--- Begin ---

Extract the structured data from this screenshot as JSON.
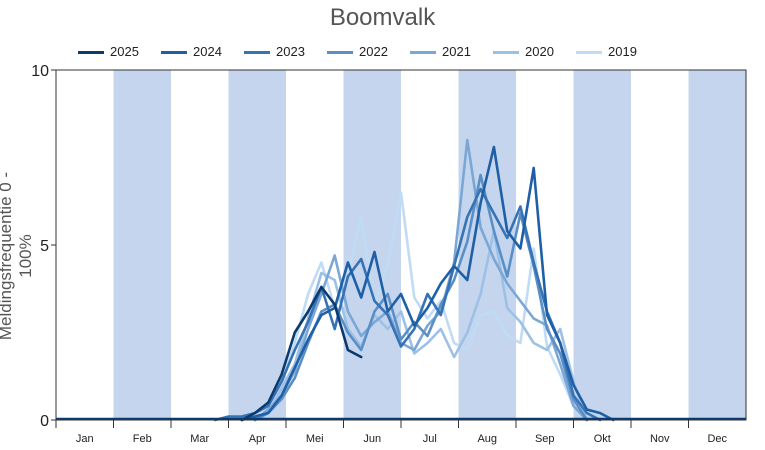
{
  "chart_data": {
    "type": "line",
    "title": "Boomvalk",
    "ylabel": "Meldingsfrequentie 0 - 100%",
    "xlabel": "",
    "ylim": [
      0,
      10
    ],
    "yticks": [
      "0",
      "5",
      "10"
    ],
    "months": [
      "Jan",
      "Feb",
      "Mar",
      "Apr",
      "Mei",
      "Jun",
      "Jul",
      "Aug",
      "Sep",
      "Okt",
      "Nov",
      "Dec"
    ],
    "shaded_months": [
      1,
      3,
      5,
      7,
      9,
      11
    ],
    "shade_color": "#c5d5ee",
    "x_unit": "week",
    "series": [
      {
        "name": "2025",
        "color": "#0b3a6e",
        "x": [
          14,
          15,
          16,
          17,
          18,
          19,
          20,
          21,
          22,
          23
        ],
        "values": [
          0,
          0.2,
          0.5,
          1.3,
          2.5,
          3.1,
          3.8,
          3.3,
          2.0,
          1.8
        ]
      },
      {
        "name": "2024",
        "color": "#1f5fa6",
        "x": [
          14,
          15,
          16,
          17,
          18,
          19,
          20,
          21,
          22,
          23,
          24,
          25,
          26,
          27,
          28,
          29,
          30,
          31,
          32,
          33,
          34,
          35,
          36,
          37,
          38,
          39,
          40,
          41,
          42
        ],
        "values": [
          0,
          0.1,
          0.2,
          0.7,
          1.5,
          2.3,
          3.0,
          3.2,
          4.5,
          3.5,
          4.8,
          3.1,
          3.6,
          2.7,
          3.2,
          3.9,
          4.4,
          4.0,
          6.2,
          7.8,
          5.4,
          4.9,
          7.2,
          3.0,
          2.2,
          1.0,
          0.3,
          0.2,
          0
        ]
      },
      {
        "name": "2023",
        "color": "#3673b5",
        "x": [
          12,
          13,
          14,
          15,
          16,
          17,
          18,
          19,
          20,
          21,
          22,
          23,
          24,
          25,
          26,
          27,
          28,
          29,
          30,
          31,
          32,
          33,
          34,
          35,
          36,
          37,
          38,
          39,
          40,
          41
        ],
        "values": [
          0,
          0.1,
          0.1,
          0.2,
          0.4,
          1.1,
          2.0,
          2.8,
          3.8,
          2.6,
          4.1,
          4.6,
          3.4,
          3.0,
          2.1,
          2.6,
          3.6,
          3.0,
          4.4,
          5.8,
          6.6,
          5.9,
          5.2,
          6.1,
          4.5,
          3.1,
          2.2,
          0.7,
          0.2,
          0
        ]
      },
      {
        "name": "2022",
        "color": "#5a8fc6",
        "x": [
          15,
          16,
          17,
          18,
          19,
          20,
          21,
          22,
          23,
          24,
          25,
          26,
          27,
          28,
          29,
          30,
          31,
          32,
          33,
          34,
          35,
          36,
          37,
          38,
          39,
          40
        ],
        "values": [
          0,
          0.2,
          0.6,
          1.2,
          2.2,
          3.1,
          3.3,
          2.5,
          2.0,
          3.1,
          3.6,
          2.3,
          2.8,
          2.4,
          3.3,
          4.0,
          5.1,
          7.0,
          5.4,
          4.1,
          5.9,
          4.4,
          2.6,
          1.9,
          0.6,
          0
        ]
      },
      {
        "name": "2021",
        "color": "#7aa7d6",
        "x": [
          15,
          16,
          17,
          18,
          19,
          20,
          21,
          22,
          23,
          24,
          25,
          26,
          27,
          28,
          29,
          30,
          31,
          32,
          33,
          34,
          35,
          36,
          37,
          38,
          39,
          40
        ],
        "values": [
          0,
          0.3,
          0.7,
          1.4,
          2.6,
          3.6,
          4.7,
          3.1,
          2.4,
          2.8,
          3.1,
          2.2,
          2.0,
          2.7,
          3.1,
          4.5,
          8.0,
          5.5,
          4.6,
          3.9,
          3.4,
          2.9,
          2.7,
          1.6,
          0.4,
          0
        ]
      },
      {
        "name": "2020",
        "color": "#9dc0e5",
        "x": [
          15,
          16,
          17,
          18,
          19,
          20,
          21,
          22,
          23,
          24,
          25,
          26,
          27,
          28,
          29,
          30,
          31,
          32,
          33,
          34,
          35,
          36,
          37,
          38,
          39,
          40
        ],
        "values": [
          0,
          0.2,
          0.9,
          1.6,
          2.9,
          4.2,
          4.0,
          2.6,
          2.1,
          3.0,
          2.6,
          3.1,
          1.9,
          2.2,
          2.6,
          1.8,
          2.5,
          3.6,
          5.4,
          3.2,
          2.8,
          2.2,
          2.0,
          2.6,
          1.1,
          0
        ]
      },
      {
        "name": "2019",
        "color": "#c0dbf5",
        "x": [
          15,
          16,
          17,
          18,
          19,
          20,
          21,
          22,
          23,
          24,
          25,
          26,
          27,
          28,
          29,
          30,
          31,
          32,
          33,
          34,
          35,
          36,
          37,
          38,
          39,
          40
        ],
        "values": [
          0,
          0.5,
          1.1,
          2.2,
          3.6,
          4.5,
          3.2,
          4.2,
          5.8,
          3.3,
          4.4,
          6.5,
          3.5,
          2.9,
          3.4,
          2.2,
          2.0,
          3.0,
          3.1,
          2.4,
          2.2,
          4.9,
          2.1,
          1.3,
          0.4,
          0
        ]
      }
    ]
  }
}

--- End ---

Instruction: Repeat each record exactly, with the pictures left out.

Response:
Extract the structured data from this screenshot as JSON.
{
  "chart_data": {
    "type": "line",
    "title": "Boomvalk",
    "ylabel": "Meldingsfrequentie 0 - 100%",
    "xlabel": "",
    "ylim": [
      0,
      10
    ],
    "yticks": [
      "0",
      "5",
      "10"
    ],
    "months": [
      "Jan",
      "Feb",
      "Mar",
      "Apr",
      "Mei",
      "Jun",
      "Jul",
      "Aug",
      "Sep",
      "Okt",
      "Nov",
      "Dec"
    ],
    "shaded_months": [
      1,
      3,
      5,
      7,
      9,
      11
    ],
    "shade_color": "#c5d5ee",
    "x_unit": "week",
    "series": [
      {
        "name": "2025",
        "color": "#0b3a6e",
        "x": [
          14,
          15,
          16,
          17,
          18,
          19,
          20,
          21,
          22,
          23
        ],
        "values": [
          0,
          0.2,
          0.5,
          1.3,
          2.5,
          3.1,
          3.8,
          3.3,
          2.0,
          1.8
        ]
      },
      {
        "name": "2024",
        "color": "#1f5fa6",
        "x": [
          14,
          15,
          16,
          17,
          18,
          19,
          20,
          21,
          22,
          23,
          24,
          25,
          26,
          27,
          28,
          29,
          30,
          31,
          32,
          33,
          34,
          35,
          36,
          37,
          38,
          39,
          40,
          41,
          42
        ],
        "values": [
          0,
          0.1,
          0.2,
          0.7,
          1.5,
          2.3,
          3.0,
          3.2,
          4.5,
          3.5,
          4.8,
          3.1,
          3.6,
          2.7,
          3.2,
          3.9,
          4.4,
          4.0,
          6.2,
          7.8,
          5.4,
          4.9,
          7.2,
          3.0,
          2.2,
          1.0,
          0.3,
          0.2,
          0
        ]
      },
      {
        "name": "2023",
        "color": "#3673b5",
        "x": [
          12,
          13,
          14,
          15,
          16,
          17,
          18,
          19,
          20,
          21,
          22,
          23,
          24,
          25,
          26,
          27,
          28,
          29,
          30,
          31,
          32,
          33,
          34,
          35,
          36,
          37,
          38,
          39,
          40,
          41
        ],
        "values": [
          0,
          0.1,
          0.1,
          0.2,
          0.4,
          1.1,
          2.0,
          2.8,
          3.8,
          2.6,
          4.1,
          4.6,
          3.4,
          3.0,
          2.1,
          2.6,
          3.6,
          3.0,
          4.4,
          5.8,
          6.6,
          5.9,
          5.2,
          6.1,
          4.5,
          3.1,
          2.2,
          0.7,
          0.2,
          0
        ]
      },
      {
        "name": "2022",
        "color": "#5a8fc6",
        "x": [
          15,
          16,
          17,
          18,
          19,
          20,
          21,
          22,
          23,
          24,
          25,
          26,
          27,
          28,
          29,
          30,
          31,
          32,
          33,
          34,
          35,
          36,
          37,
          38,
          39,
          40
        ],
        "values": [
          0,
          0.2,
          0.6,
          1.2,
          2.2,
          3.1,
          3.3,
          2.5,
          2.0,
          3.1,
          3.6,
          2.3,
          2.8,
          2.4,
          3.3,
          4.0,
          5.1,
          7.0,
          5.4,
          4.1,
          5.9,
          4.4,
          2.6,
          1.9,
          0.6,
          0
        ]
      },
      {
        "name": "2021",
        "color": "#7aa7d6",
        "x": [
          15,
          16,
          17,
          18,
          19,
          20,
          21,
          22,
          23,
          24,
          25,
          26,
          27,
          28,
          29,
          30,
          31,
          32,
          33,
          34,
          35,
          36,
          37,
          38,
          39,
          40
        ],
        "values": [
          0,
          0.3,
          0.7,
          1.4,
          2.6,
          3.6,
          4.7,
          3.1,
          2.4,
          2.8,
          3.1,
          2.2,
          2.0,
          2.7,
          3.1,
          4.5,
          8.0,
          5.5,
          4.6,
          3.9,
          3.4,
          2.9,
          2.7,
          1.6,
          0.4,
          0
        ]
      },
      {
        "name": "2020",
        "color": "#9dc0e5",
        "x": [
          15,
          16,
          17,
          18,
          19,
          20,
          21,
          22,
          23,
          24,
          25,
          26,
          27,
          28,
          29,
          30,
          31,
          32,
          33,
          34,
          35,
          36,
          37,
          38,
          39,
          40
        ],
        "values": [
          0,
          0.2,
          0.9,
          1.6,
          2.9,
          4.2,
          4.0,
          2.6,
          2.1,
          3.0,
          2.6,
          3.1,
          1.9,
          2.2,
          2.6,
          1.8,
          2.5,
          3.6,
          5.4,
          3.2,
          2.8,
          2.2,
          2.0,
          2.6,
          1.1,
          0
        ]
      },
      {
        "name": "2019",
        "color": "#c0dbf5",
        "x": [
          15,
          16,
          17,
          18,
          19,
          20,
          21,
          22,
          23,
          24,
          25,
          26,
          27,
          28,
          29,
          30,
          31,
          32,
          33,
          34,
          35,
          36,
          37,
          38,
          39,
          40
        ],
        "values": [
          0,
          0.5,
          1.1,
          2.2,
          3.6,
          4.5,
          3.2,
          4.2,
          5.8,
          3.3,
          4.4,
          6.5,
          3.5,
          2.9,
          3.4,
          2.2,
          2.0,
          3.0,
          3.1,
          2.4,
          2.2,
          4.9,
          2.1,
          1.3,
          0.4,
          0
        ]
      }
    ]
  }
}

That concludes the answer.